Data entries
* BEGIN *

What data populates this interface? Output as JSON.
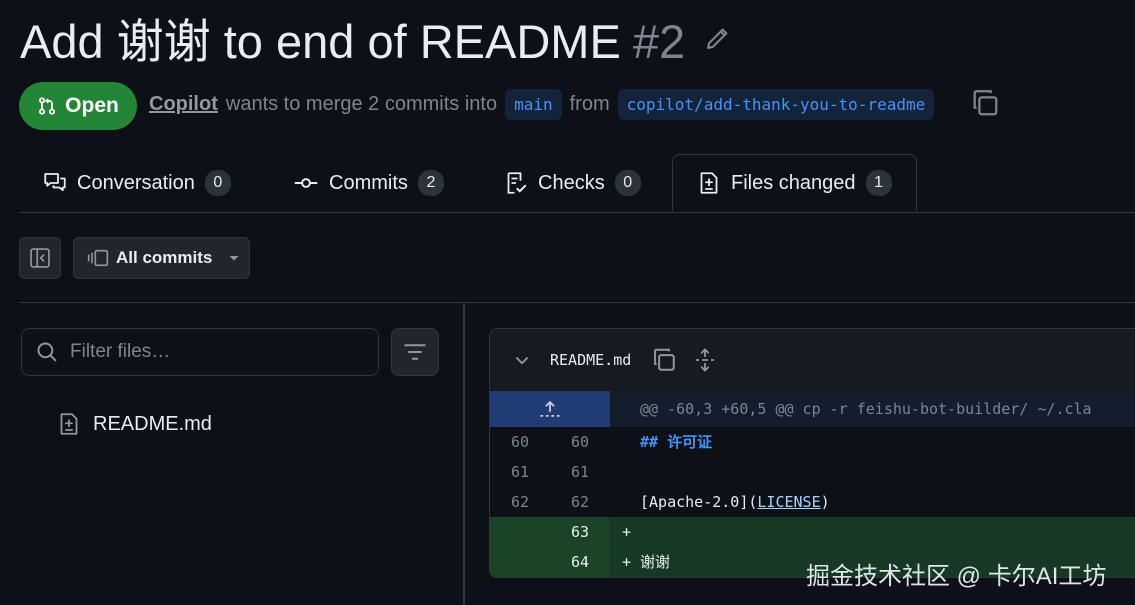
{
  "pr": {
    "title": "Add 谢谢 to end of README",
    "number": "#2",
    "state": "Open",
    "author": "Copilot",
    "merge_text": "wants to merge 2 commits into",
    "base_branch": "main",
    "from_text": "from",
    "head_branch": "copilot/add-thank-you-to-readme"
  },
  "tabs": [
    {
      "label": "Conversation",
      "count": "0",
      "icon": "comment-discussion-icon"
    },
    {
      "label": "Commits",
      "count": "2",
      "icon": "git-commit-icon"
    },
    {
      "label": "Checks",
      "count": "0",
      "icon": "checklist-icon"
    },
    {
      "label": "Files changed",
      "count": "1",
      "icon": "file-diff-icon",
      "selected": true
    }
  ],
  "toolbar": {
    "commits_filter": "All commits"
  },
  "file_tree": {
    "filter_placeholder": "Filter files…",
    "files": [
      {
        "name": "README.md"
      }
    ]
  },
  "diff": {
    "file_name": "README.md",
    "hunk_header": "@@ -60,3 +60,5 @@ cp -r feishu-bot-builder/ ~/.cla",
    "lines": [
      {
        "old": "60",
        "new": "60",
        "prefix": "",
        "text": "## 许可证",
        "type": "context"
      },
      {
        "old": "61",
        "new": "61",
        "prefix": "",
        "text": "",
        "type": "context"
      },
      {
        "old": "62",
        "new": "62",
        "prefix": "",
        "text_before": "[Apache-2.0](",
        "link": "LICENSE",
        "text_after": ")",
        "type": "context"
      },
      {
        "old": "",
        "new": "63",
        "prefix": "+",
        "text": "",
        "type": "add"
      },
      {
        "old": "",
        "new": "64",
        "prefix": "+",
        "text": "谢谢",
        "type": "add"
      }
    ]
  },
  "watermark": "掘金技术社区 @ 卡尔AI工坊",
  "colors": {
    "open_green": "#238636",
    "link_blue": "#4493f8",
    "background": "#0d1117",
    "added_line": "#173824"
  }
}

* END *

- _Work required_: Copy the whole listing above word for word but do not carry over the pictures.

- _Exercise solution_:
What data populates this interface? Output as JSON.
{
  "pr": {
    "title": "Add 谢谢 to end of README",
    "number": "#2",
    "state": "Open",
    "author": "Copilot",
    "merge_text": "wants to merge 2 commits into",
    "base_branch": "main",
    "from_text": "from",
    "head_branch": "copilot/add-thank-you-to-readme"
  },
  "tabs": [
    {
      "label": "Conversation",
      "count": "0",
      "icon": "comment-discussion-icon"
    },
    {
      "label": "Commits",
      "count": "2",
      "icon": "git-commit-icon"
    },
    {
      "label": "Checks",
      "count": "0",
      "icon": "checklist-icon"
    },
    {
      "label": "Files changed",
      "count": "1",
      "icon": "file-diff-icon",
      "selected": true
    }
  ],
  "toolbar": {
    "commits_filter": "All commits"
  },
  "file_tree": {
    "filter_placeholder": "Filter files…",
    "files": [
      {
        "name": "README.md"
      }
    ]
  },
  "diff": {
    "file_name": "README.md",
    "hunk_header": "@@ -60,3 +60,5 @@ cp -r feishu-bot-builder/ ~/.cla",
    "lines": [
      {
        "old": "60",
        "new": "60",
        "prefix": "",
        "text": "## 许可证",
        "type": "context"
      },
      {
        "old": "61",
        "new": "61",
        "prefix": "",
        "text": "",
        "type": "context"
      },
      {
        "old": "62",
        "new": "62",
        "prefix": "",
        "text_before": "[Apache-2.0](",
        "link": "LICENSE",
        "text_after": ")",
        "type": "context"
      },
      {
        "old": "",
        "new": "63",
        "prefix": "+",
        "text": "",
        "type": "add"
      },
      {
        "old": "",
        "new": "64",
        "prefix": "+",
        "text": "谢谢",
        "type": "add"
      }
    ]
  },
  "watermark": "掘金技术社区 @ 卡尔AI工坊",
  "colors": {
    "open_green": "#238636",
    "link_blue": "#4493f8",
    "background": "#0d1117",
    "added_line": "#173824"
  }
}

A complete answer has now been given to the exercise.